▶ SHORT PROBLEM
Tally every line featuring "dnia", then give that tally alone.

▶ STORED ROWS
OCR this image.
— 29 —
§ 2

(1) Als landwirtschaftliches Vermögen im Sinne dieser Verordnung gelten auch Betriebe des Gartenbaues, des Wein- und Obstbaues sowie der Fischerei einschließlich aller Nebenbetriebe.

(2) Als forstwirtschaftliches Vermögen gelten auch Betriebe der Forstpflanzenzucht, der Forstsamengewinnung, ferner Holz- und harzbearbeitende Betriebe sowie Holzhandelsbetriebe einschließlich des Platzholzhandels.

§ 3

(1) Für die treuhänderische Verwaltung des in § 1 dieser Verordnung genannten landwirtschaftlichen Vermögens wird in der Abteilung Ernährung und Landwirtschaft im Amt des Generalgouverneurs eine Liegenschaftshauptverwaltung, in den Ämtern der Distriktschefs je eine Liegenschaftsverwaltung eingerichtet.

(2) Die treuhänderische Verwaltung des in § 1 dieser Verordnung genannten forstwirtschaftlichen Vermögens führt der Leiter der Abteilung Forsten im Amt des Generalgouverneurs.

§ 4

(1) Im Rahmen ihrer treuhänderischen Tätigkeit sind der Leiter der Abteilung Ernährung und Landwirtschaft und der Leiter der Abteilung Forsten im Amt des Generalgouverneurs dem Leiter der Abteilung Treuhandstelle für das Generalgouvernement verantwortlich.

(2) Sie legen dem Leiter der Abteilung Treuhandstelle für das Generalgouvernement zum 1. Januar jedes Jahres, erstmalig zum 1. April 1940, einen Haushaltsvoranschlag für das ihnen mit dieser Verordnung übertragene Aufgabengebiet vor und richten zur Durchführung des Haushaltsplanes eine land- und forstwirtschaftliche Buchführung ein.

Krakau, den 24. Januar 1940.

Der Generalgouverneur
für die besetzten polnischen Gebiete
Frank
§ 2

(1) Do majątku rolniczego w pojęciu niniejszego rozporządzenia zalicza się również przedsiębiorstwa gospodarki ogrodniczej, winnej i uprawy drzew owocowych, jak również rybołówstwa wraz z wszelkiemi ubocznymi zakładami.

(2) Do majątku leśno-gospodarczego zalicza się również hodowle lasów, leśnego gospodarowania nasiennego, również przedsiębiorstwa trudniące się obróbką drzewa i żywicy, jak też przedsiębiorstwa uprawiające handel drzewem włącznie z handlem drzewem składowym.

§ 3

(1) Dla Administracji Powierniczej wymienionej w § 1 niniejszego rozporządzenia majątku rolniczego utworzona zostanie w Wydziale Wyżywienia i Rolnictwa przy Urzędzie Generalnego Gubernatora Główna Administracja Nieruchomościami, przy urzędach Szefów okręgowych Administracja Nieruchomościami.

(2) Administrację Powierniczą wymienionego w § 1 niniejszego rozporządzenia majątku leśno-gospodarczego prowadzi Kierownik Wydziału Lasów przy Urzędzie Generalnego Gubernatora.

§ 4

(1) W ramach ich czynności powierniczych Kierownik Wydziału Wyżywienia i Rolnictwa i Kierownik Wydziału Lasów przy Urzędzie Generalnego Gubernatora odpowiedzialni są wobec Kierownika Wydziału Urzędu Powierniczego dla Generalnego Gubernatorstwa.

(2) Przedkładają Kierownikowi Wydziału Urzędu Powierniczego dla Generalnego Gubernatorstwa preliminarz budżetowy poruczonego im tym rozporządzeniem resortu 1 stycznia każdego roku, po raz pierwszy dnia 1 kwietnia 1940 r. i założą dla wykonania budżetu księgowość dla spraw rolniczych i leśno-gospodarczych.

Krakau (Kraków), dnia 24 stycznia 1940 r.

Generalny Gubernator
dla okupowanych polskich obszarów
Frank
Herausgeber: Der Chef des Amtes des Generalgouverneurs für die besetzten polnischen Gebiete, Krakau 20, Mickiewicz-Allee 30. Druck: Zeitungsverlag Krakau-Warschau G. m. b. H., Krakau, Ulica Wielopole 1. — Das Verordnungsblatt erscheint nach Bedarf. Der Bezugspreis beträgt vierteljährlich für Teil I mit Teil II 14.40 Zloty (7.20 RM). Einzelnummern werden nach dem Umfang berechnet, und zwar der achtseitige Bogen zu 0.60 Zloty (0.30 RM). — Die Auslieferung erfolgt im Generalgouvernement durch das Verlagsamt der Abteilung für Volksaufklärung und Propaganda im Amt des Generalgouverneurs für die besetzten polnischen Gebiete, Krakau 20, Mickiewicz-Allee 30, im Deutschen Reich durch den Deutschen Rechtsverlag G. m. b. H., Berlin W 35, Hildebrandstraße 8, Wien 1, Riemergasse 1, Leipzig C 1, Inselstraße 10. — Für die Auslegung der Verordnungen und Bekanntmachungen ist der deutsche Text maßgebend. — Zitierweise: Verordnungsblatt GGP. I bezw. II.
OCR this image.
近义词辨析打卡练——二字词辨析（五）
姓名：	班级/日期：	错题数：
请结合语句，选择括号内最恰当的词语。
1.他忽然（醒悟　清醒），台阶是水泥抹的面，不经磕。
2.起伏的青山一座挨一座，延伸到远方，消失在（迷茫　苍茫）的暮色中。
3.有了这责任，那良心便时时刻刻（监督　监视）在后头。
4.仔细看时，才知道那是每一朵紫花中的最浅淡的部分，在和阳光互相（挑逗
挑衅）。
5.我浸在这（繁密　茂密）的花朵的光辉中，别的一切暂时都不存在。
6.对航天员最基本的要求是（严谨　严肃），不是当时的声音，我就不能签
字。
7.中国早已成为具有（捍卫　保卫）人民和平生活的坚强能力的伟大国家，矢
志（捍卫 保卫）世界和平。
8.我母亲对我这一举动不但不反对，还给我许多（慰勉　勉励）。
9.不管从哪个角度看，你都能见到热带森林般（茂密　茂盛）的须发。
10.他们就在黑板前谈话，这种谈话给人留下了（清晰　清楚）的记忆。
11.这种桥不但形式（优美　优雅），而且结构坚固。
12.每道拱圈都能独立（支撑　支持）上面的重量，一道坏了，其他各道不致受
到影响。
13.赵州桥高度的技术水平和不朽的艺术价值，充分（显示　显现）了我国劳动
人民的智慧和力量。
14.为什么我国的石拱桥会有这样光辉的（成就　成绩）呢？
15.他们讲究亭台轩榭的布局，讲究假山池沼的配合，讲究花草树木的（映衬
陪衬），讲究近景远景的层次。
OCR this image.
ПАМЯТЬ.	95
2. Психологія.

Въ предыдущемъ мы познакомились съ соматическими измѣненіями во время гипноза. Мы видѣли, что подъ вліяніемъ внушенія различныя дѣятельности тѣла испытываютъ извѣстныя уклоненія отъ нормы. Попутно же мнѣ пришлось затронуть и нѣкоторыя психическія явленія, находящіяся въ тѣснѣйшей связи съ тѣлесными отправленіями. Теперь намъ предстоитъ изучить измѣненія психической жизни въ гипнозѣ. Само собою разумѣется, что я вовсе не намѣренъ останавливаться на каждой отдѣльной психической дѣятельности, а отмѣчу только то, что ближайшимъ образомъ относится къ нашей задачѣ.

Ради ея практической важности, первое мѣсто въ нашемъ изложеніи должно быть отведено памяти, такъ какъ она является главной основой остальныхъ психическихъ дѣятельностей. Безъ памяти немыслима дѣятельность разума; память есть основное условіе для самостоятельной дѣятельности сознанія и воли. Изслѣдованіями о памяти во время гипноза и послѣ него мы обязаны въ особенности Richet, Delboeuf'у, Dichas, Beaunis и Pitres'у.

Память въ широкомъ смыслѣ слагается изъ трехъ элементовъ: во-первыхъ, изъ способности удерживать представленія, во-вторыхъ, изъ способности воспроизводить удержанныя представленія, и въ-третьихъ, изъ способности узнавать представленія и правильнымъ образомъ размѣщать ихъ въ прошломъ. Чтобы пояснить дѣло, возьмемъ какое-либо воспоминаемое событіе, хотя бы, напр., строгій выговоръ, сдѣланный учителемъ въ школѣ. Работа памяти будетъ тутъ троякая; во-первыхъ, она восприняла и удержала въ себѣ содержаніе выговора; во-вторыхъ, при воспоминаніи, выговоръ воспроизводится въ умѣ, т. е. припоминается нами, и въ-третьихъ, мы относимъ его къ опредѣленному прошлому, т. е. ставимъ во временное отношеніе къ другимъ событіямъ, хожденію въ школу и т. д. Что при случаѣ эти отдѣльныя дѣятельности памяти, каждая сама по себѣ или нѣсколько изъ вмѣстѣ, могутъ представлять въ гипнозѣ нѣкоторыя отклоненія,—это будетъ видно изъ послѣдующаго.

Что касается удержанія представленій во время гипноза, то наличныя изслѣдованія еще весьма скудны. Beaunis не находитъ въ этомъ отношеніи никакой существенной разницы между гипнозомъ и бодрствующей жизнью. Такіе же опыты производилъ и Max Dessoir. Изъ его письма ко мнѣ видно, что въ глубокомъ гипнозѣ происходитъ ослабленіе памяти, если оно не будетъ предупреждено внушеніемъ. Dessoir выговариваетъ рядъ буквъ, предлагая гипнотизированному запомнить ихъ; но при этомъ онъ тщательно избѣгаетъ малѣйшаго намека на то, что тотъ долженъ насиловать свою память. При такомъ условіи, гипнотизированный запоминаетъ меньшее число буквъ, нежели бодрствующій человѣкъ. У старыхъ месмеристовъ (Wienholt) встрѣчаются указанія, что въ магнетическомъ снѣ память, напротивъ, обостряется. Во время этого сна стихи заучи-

▶ TASK OUTPUT
2